----- DATASET ROWS
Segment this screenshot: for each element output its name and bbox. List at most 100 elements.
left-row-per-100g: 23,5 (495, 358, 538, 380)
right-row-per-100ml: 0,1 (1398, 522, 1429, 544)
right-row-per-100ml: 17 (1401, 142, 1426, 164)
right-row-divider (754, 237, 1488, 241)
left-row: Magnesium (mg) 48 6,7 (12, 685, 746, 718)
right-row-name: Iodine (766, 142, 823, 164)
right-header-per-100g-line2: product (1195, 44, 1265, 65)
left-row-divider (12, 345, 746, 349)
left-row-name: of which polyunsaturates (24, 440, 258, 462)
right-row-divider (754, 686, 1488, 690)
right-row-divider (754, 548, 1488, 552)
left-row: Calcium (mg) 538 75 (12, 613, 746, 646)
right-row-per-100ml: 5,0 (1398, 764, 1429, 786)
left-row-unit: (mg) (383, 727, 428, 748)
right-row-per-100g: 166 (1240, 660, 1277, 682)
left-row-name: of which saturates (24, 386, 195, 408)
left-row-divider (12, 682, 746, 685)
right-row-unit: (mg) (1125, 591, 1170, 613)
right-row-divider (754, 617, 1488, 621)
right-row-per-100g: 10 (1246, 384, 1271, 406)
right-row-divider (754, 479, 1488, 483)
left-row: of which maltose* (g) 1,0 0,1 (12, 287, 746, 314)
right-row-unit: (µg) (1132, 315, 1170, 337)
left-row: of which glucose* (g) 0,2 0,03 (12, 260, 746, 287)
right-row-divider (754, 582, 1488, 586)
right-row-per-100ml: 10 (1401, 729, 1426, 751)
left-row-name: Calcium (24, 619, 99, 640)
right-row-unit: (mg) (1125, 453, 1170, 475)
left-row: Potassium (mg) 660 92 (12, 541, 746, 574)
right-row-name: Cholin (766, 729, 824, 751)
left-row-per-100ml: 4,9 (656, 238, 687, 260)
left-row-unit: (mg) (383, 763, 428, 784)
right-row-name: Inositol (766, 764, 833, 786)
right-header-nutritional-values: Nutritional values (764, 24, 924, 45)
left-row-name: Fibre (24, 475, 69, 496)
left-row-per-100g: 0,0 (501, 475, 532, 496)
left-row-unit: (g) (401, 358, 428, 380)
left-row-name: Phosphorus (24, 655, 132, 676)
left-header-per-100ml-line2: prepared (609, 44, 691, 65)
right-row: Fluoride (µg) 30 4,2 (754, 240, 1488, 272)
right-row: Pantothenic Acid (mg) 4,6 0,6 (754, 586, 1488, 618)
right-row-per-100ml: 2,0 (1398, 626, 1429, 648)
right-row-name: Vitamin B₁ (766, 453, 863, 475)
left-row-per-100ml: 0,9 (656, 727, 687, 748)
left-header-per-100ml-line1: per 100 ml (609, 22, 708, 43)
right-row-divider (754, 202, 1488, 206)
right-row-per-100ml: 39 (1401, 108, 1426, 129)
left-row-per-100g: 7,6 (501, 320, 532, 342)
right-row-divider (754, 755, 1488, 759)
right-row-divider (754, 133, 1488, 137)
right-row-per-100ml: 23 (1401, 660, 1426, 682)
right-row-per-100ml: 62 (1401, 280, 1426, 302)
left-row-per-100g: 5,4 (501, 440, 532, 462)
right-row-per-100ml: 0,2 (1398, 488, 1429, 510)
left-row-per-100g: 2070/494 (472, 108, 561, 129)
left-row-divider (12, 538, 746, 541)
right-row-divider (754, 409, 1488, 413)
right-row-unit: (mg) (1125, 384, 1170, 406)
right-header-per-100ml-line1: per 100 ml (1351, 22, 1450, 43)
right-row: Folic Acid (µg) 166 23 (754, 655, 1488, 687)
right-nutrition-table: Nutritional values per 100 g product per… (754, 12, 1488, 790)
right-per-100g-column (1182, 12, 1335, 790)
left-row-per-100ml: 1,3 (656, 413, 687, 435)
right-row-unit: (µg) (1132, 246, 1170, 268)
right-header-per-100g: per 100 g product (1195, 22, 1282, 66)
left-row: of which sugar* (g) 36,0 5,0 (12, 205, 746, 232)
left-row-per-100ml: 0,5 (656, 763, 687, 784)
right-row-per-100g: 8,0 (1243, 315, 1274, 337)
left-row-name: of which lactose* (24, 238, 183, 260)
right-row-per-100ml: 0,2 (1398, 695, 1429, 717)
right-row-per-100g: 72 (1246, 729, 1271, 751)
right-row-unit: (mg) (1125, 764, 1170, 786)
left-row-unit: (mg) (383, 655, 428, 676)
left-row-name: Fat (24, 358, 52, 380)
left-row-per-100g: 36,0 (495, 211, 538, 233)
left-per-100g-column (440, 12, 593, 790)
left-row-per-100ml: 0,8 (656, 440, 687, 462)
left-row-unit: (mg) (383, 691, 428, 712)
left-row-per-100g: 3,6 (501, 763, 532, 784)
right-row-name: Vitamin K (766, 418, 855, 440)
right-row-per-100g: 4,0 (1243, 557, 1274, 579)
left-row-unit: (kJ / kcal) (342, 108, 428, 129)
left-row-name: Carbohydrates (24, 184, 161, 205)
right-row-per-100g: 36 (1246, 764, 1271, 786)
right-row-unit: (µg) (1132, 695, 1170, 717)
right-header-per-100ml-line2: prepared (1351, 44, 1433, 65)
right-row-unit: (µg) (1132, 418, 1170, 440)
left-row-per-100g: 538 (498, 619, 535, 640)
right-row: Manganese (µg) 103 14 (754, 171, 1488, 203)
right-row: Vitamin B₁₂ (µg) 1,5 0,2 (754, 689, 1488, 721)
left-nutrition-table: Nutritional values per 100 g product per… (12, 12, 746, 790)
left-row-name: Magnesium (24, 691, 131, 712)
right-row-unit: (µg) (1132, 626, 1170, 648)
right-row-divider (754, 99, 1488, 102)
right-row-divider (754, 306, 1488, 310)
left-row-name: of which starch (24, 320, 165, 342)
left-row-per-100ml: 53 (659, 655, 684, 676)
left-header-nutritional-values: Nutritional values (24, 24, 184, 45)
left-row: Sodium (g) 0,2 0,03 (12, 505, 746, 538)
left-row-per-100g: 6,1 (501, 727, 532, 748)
----------
▶ [STATED PROBLEM]
Copy these lines word for word.

▶ [EXERCISE RESPONSE]
Segment this screenshot: for each element output its name and bbox. List at most 100 elements.
left-row-per-100g: 23,5 (495, 358, 538, 380)
right-row-per-100ml: 0,1 (1398, 522, 1429, 544)
right-row-per-100ml: 17 (1401, 142, 1426, 164)
right-row-divider (754, 237, 1488, 241)
left-row: Magnesium (mg) 48 6,7 (12, 685, 746, 718)
right-row-name: Iodine (766, 142, 823, 164)
right-header-per-100g-line2: product (1195, 44, 1265, 65)
left-row-divider (12, 345, 746, 349)
left-row-name: of which polyunsaturates (24, 440, 258, 462)
right-row-divider (754, 686, 1488, 690)
right-row-divider (754, 548, 1488, 552)
left-row: Calcium (mg) 538 75 (12, 613, 746, 646)
right-row-per-100ml: 5,0 (1398, 764, 1429, 786)
left-row-unit: (mg) (383, 727, 428, 748)
right-row-per-100g: 166 (1240, 660, 1277, 682)
left-row-name: of which saturates (24, 386, 195, 408)
left-row-divider (12, 682, 746, 685)
right-row-unit: (mg) (1125, 591, 1170, 613)
right-row-divider (754, 617, 1488, 621)
right-row-per-100g: 10 (1246, 384, 1271, 406)
right-row-divider (754, 479, 1488, 483)
left-row: of which maltose* (g) 1,0 0,1 (12, 287, 746, 314)
right-row-unit: (µg) (1132, 315, 1170, 337)
left-row: of which glucose* (g) 0,2 0,03 (12, 260, 746, 287)
right-row-divider (754, 582, 1488, 586)
right-row-per-100ml: 10 (1401, 729, 1426, 751)
left-row-name: Calcium (24, 619, 99, 640)
right-row-unit: (mg) (1125, 453, 1170, 475)
left-row: Potassium (mg) 660 92 (12, 541, 746, 574)
right-row-name: Cholin (766, 729, 824, 751)
left-row-per-100ml: 4,9 (656, 238, 687, 260)
left-row-unit: (mg) (383, 763, 428, 784)
right-row-name: Inositol (766, 764, 833, 786)
right-header-nutritional-values: Nutritional values (764, 24, 924, 45)
left-row-name: Fibre (24, 475, 69, 496)
left-row-per-100g: 0,0 (501, 475, 532, 496)
left-row-unit: (g) (401, 358, 428, 380)
left-row-name: Phosphorus (24, 655, 132, 676)
left-header-per-100ml-line2: prepared (609, 44, 691, 65)
right-row: Fluoride (µg) 30 4,2 (754, 240, 1488, 272)
right-row: Pantothenic Acid (mg) 4,6 0,6 (754, 586, 1488, 618)
right-row-per-100ml: 2,0 (1398, 626, 1429, 648)
right-row-name: Vitamin B₁ (766, 453, 863, 475)
left-row-per-100ml: 0,9 (656, 727, 687, 748)
left-header-per-100ml-line1: per 100 ml (609, 22, 708, 43)
right-row-divider (754, 202, 1488, 206)
right-row-per-100ml: 39 (1401, 108, 1426, 129)
left-row-per-100g: 7,6 (501, 320, 532, 342)
right-row-divider (754, 755, 1488, 759)
right-row-divider (754, 133, 1488, 137)
right-row-per-100ml: 23 (1401, 660, 1426, 682)
right-row-per-100ml: 62 (1401, 280, 1426, 302)
left-row-per-100g: 5,4 (501, 440, 532, 462)
right-row-per-100ml: 0,2 (1398, 488, 1429, 510)
left-row-per-100g: 2070/494 (472, 108, 561, 129)
left-row-divider (12, 538, 746, 541)
right-row-divider (754, 409, 1488, 413)
right-row-unit: (mg) (1125, 384, 1170, 406)
right-header-per-100ml-line1: per 100 ml (1351, 22, 1450, 43)
right-row: Folic Acid (µg) 166 23 (754, 655, 1488, 687)
right-nutrition-table: Nutritional values per 100 g product per… (754, 12, 1488, 790)
right-per-100g-column (1182, 12, 1335, 790)
left-row-per-100ml: 1,3 (656, 413, 687, 435)
right-row-unit: (µg) (1132, 246, 1170, 268)
right-header-per-100g: per 100 g product (1195, 22, 1282, 66)
left-row: of which sugar* (g) 36,0 5,0 (12, 205, 746, 232)
left-row-per-100ml: 0,5 (656, 763, 687, 784)
right-row-per-100g: 8,0 (1243, 315, 1274, 337)
left-row-name: of which lactose* (24, 238, 183, 260)
right-row-per-100ml: 0,2 (1398, 695, 1429, 717)
right-row-per-100g: 72 (1246, 729, 1271, 751)
right-row-unit: (mg) (1125, 764, 1170, 786)
left-row-unit: (mg) (383, 655, 428, 676)
left-row-name: Fat (24, 358, 52, 380)
left-row-per-100g: 36,0 (495, 211, 538, 233)
left-per-100g-column (440, 12, 593, 790)
left-row-per-100ml: 0,8 (656, 440, 687, 462)
left-row-unit: (mg) (383, 691, 428, 712)
left-row-per-100g: 3,6 (501, 763, 532, 784)
right-row-name: Vitamin K (766, 418, 855, 440)
right-row-per-100g: 4,0 (1243, 557, 1274, 579)
left-row-unit: (kJ / kcal) (342, 108, 428, 129)
left-row-name: Carbohydrates (24, 184, 161, 205)
right-row-per-100g: 36 (1246, 764, 1271, 786)
right-row-unit: (µg) (1132, 695, 1170, 717)
right-header-per-100ml-line2: prepared (1351, 44, 1433, 65)
right-row-unit: (µg) (1132, 418, 1170, 440)
left-row-per-100g: 538 (498, 619, 535, 640)
right-row: Manganese (µg) 103 14 (754, 171, 1488, 203)
right-row: Vitamin B₁₂ (µg) 1,5 0,2 (754, 689, 1488, 721)
left-nutrition-table: Nutritional values per 100 g product per… (12, 12, 746, 790)
left-row-name: Magnesium (24, 691, 131, 712)
right-row-unit: (µg) (1132, 626, 1170, 648)
right-row-divider (754, 99, 1488, 102)
right-row-divider (754, 306, 1488, 310)
left-row-name: of which starch (24, 320, 165, 342)
left-row-per-100ml: 53 (659, 655, 684, 676)
left-header-nutritional-values: Nutritional values (24, 24, 184, 45)
left-row: Sodium (g) 0,2 0,03 (12, 505, 746, 538)
left-row-per-100g: 6,1 (501, 727, 532, 748)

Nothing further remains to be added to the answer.